**Instructions for the task**.
Check each line of the records below and collect those that include the word "name".

___ Available records ___

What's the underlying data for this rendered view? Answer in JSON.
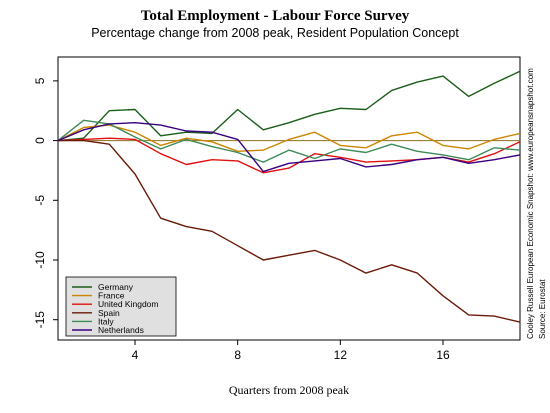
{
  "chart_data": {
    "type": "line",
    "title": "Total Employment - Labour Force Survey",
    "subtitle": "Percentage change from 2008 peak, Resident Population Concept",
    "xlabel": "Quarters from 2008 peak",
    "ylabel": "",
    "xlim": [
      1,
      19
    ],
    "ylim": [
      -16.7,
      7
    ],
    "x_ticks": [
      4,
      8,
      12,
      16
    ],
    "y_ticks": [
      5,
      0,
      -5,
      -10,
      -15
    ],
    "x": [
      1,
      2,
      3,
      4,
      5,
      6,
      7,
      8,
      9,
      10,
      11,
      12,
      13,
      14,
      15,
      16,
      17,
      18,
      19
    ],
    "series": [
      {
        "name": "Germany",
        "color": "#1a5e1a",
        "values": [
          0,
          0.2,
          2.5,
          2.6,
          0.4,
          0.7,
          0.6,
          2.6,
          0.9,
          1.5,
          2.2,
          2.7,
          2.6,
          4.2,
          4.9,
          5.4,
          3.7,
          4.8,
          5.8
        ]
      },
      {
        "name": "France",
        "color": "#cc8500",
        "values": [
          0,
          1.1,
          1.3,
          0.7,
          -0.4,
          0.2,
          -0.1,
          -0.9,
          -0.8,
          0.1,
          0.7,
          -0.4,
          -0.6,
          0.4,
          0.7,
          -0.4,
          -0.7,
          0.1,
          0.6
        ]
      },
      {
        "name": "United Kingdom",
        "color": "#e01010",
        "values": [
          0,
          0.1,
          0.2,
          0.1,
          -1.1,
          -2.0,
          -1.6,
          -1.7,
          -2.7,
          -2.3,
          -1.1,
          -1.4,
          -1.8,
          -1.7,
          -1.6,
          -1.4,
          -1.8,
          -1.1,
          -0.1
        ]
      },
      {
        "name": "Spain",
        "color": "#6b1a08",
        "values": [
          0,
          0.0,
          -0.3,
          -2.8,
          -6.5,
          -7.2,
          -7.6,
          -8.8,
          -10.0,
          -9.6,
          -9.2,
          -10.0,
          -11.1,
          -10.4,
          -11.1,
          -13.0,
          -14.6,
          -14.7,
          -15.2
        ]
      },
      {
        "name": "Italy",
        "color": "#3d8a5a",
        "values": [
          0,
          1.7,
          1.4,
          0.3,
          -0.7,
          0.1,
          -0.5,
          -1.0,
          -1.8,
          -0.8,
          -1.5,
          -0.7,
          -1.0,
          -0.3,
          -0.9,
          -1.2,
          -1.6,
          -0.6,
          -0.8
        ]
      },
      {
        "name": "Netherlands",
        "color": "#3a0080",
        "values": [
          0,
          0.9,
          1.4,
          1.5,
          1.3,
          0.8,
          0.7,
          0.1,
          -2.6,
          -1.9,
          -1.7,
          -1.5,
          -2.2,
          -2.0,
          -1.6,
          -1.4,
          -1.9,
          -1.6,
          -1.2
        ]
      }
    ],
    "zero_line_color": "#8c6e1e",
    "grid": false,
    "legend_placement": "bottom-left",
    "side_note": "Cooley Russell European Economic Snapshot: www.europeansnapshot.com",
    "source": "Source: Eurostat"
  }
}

___

**Solution for this exercise**.
        "name": "Germany",
        "name": "France",
        "name": "United Kingdom",
        "name": "Spain",
        "name": "Italy",
        "name": "Netherlands",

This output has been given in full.